> **WHAT IS REQUIRED**
Pull every line of the entries that has the word "ylabel".

[Records about charts and figures]
○ ○ ○ ○

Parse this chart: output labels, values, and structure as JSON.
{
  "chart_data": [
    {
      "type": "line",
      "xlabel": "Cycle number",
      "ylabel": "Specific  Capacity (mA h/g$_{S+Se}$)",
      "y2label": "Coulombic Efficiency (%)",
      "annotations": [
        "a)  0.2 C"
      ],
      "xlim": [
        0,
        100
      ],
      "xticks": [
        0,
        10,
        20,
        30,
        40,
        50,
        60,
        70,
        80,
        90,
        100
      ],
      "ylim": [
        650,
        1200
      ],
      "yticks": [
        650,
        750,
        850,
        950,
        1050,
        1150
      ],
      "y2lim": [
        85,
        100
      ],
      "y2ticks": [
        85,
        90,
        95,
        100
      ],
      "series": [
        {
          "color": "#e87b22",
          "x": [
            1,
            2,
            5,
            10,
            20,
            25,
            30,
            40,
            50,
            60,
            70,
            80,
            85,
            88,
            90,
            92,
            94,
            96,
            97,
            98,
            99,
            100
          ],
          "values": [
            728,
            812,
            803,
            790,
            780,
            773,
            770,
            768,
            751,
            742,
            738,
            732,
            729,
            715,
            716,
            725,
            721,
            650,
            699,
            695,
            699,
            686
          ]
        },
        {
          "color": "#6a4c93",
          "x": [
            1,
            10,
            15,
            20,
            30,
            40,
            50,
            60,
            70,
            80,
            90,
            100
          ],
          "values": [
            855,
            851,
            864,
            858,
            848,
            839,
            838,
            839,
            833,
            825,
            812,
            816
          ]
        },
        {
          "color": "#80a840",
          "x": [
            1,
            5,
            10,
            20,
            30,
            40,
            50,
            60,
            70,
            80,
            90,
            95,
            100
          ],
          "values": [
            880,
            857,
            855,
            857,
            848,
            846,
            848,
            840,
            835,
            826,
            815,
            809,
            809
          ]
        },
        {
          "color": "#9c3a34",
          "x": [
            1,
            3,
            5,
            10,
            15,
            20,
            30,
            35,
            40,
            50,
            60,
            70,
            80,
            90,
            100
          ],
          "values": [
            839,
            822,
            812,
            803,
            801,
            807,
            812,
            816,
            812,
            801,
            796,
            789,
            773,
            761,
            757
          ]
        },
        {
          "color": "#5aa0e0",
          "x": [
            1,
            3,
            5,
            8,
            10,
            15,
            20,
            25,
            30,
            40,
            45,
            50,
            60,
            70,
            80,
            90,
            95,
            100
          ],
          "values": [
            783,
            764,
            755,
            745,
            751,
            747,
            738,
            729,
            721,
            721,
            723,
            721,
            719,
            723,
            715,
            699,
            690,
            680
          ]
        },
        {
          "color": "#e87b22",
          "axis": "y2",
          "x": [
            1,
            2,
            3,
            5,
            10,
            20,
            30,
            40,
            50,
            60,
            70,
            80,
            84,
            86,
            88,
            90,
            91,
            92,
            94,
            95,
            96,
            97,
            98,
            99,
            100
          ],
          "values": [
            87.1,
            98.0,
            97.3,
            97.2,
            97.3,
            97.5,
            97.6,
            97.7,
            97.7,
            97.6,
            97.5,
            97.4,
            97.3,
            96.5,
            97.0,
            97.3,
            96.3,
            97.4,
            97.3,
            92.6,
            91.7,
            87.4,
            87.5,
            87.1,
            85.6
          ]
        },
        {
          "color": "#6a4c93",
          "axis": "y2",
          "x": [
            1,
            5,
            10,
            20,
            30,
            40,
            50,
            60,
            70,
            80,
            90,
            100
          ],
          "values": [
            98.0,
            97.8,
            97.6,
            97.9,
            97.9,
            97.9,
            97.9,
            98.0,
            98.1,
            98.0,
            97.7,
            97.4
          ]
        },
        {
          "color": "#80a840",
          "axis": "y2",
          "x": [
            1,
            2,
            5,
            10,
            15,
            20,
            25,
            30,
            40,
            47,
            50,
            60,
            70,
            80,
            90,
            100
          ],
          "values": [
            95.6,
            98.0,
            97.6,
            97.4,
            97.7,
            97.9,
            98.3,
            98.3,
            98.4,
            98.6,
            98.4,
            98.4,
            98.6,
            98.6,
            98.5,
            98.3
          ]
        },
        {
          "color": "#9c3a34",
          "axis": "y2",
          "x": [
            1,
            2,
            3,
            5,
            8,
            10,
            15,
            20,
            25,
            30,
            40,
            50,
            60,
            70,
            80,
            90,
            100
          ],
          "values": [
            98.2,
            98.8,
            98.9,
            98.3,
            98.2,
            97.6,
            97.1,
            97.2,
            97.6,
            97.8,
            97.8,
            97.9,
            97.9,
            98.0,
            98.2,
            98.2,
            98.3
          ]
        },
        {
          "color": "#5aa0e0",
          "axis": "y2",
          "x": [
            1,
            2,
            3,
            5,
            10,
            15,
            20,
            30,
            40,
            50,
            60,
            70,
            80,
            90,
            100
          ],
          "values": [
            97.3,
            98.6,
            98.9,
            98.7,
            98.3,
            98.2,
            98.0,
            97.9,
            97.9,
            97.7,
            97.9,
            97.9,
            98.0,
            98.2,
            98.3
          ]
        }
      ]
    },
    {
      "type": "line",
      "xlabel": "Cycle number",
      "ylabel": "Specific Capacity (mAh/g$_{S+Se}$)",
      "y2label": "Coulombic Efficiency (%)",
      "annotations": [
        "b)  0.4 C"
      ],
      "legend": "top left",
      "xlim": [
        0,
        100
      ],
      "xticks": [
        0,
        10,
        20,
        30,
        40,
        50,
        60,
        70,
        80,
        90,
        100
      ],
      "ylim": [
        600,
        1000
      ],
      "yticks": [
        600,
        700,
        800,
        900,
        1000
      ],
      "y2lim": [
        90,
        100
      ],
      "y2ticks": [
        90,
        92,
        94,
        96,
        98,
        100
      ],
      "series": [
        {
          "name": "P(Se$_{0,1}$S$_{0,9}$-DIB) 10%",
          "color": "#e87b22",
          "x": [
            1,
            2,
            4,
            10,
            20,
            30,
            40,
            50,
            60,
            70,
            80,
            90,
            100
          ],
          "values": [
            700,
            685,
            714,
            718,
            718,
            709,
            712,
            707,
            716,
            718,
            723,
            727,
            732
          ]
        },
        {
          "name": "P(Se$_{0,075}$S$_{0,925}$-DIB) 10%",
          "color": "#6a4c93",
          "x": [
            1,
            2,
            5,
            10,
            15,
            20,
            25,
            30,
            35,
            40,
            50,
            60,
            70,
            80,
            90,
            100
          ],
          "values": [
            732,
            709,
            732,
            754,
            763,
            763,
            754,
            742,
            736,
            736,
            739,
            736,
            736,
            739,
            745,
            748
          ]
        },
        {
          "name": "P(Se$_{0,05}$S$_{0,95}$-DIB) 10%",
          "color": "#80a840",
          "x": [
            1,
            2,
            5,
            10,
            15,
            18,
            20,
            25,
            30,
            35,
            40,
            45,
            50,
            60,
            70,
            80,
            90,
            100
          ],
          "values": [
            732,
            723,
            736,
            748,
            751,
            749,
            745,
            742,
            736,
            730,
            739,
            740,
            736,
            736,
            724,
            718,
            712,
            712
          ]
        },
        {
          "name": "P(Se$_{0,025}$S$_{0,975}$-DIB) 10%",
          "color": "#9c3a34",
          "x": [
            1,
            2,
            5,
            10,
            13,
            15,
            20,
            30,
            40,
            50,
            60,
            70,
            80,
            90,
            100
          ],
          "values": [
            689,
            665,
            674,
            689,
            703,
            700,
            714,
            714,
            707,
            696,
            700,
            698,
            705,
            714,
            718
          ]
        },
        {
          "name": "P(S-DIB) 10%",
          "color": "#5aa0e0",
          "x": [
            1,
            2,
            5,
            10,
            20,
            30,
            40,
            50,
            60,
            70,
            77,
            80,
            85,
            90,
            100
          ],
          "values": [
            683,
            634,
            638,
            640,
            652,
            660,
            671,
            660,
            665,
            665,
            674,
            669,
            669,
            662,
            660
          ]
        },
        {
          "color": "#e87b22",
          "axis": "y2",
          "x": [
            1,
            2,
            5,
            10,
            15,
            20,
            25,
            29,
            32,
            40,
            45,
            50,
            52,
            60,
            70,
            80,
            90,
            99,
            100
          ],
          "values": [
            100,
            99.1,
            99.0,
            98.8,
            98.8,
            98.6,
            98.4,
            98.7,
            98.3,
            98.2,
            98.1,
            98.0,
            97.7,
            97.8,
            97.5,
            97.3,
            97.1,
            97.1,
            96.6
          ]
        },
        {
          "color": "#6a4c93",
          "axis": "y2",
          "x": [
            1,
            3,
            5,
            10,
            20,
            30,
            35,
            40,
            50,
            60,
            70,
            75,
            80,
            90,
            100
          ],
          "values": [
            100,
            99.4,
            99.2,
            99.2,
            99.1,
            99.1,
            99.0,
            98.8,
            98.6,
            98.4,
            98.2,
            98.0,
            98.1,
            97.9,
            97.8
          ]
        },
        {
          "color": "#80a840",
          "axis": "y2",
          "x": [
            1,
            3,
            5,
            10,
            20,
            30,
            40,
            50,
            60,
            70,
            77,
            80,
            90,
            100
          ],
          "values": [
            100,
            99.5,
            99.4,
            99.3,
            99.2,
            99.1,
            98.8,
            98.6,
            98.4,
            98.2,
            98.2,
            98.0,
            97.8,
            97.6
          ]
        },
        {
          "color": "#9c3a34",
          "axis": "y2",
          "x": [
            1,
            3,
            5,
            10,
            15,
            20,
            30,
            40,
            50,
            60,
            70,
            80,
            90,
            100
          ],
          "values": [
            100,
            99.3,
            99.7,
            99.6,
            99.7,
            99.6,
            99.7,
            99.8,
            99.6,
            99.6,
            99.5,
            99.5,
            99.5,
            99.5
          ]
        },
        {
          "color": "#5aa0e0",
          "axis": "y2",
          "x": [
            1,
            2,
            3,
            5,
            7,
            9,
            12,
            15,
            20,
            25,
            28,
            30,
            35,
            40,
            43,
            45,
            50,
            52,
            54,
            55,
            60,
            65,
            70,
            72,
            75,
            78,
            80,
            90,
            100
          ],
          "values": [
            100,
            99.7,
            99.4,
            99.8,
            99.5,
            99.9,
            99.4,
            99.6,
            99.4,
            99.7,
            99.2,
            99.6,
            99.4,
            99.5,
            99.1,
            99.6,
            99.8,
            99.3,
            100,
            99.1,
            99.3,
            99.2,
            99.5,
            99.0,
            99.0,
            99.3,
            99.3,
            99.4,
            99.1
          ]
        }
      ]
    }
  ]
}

○ ○ ○ ○

> **THE REPLY**
      "ylabel": "Specific  Capacity (mA h/g$_{S+Se}$)",
      "ylabel": "Specific Capacity (mAh/g$_{S+Se}$)",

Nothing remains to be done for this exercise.